RCTE/GO, ART. 6º, Inciso LXXVII.

Importação por Encomenda / Conta e Ordem

Importação por Encomenda

Considera-se operação de importação por encomenda aquela em que a pessoa jurídica importadora é contratada para promover, em seu nome e com recursos próprios, o despacho aduaneiro de importação de mercadoria de procedência estrangeira por ela adquirida no exterior para revenda a encomendante predeterminado.

Assim, como na importação por encomenda o importador adquire a mercadoria junto ao exportador no exterior, providencia sua nacionalização e a revende ao encomendante, tal operação tem, para o importador contratado, os mesmos efeitos fiscais de uma importação própria.

Em última análise, em que pese à obrigação do importador de revender as mercadorias importadas ao encomendante predeterminado, é aquele e não este que pactua a compra internacional e deve dispor de capacidade econômica para o pagamento da importação, pela via cambial. Da mesma forma, o encomendante também deve ter capacidade econômica para adquirir, no mercado interno, as mercadorias revendidas pelo importador contratado.

→ **Atividades propostas**:
(a) No trecho sobre importação por encomenda, quem pactua a compra internacional?
(b) Reescreva de forma mais breve o parágrafo do trecho sobre importação por encomenda que começa com "Em última análise", mantendo suas informações principais.
(c) Transcreva do trecho sobre importação por encomenda, sem alterações, a parte que começa em "Em última análise, em" e termina em "pelo importador contratado.".

→ **Dados fornecidos**:

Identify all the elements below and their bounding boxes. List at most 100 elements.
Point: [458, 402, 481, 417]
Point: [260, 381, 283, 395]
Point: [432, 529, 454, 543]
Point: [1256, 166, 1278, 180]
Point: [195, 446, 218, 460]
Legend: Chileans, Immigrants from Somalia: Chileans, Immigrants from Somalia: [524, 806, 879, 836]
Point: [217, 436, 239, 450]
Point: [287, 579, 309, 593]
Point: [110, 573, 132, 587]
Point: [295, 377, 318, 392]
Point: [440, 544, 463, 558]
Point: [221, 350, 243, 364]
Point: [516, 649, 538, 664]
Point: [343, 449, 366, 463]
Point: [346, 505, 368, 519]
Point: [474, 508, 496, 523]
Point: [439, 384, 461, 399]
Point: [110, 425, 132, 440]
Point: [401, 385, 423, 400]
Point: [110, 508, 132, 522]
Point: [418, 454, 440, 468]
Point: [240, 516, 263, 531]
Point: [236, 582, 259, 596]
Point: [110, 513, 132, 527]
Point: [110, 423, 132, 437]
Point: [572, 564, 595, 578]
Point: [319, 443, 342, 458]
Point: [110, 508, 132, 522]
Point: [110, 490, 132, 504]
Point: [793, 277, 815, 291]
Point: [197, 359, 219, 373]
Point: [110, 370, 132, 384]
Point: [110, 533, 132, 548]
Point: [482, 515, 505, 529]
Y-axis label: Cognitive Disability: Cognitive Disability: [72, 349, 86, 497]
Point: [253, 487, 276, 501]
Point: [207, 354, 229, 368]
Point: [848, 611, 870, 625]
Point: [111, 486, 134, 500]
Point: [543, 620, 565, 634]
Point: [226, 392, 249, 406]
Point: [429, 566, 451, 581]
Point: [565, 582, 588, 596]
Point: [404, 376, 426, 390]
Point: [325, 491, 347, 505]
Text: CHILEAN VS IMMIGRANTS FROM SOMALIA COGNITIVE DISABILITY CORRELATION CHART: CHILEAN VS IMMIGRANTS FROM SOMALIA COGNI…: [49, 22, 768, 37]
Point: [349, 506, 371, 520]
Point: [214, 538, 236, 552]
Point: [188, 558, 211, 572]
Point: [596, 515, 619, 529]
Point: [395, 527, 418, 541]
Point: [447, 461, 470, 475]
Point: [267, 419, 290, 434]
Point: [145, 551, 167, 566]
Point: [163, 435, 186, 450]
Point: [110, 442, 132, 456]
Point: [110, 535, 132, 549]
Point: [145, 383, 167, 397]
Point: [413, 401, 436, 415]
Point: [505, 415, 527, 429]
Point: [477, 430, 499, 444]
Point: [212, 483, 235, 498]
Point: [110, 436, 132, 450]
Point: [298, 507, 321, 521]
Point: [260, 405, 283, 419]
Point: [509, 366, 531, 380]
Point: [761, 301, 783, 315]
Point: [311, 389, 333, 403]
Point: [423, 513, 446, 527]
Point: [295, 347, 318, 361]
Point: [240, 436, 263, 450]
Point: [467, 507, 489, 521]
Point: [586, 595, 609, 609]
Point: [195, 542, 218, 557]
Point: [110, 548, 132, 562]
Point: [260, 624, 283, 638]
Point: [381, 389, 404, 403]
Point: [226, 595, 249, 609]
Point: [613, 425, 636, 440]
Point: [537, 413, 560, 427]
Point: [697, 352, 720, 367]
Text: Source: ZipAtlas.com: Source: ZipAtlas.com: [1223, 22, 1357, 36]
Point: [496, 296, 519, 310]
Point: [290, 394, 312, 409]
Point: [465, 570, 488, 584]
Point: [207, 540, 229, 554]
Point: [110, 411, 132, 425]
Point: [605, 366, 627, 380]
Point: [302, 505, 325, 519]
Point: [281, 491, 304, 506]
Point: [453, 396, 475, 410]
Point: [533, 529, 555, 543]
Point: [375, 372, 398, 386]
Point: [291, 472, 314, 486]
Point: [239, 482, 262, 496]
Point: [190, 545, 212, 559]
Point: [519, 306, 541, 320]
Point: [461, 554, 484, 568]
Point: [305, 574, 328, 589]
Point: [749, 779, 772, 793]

→ **Respostas das atividades**:
(a) O importador contratado, e não o encomendante.

(b) Embora seja obrigado a revender as mercadorias ao encomendante predeterminado, é o importador quem pactua a compra internacional e deve ter capacidade econômica para pagá-la pela via cambial. O encomendante também deve ter capacidade econômica para comprar no mercado interno as mercadorias revendidas pelo importador.

(c)
Em última análise, em que pese à obrigação do importador de revender as mercadorias importadas ao encomendante predeterminado, é aquele e não este que pactua a compra internacional e deve dispor de capacidade econômica para o pagamento da importação, pela via cambial. Da mesma forma, o encomendante também deve ter capacidade econômica para adquirir, no mercado interno, as mercadorias revendidas pelo importador contratado.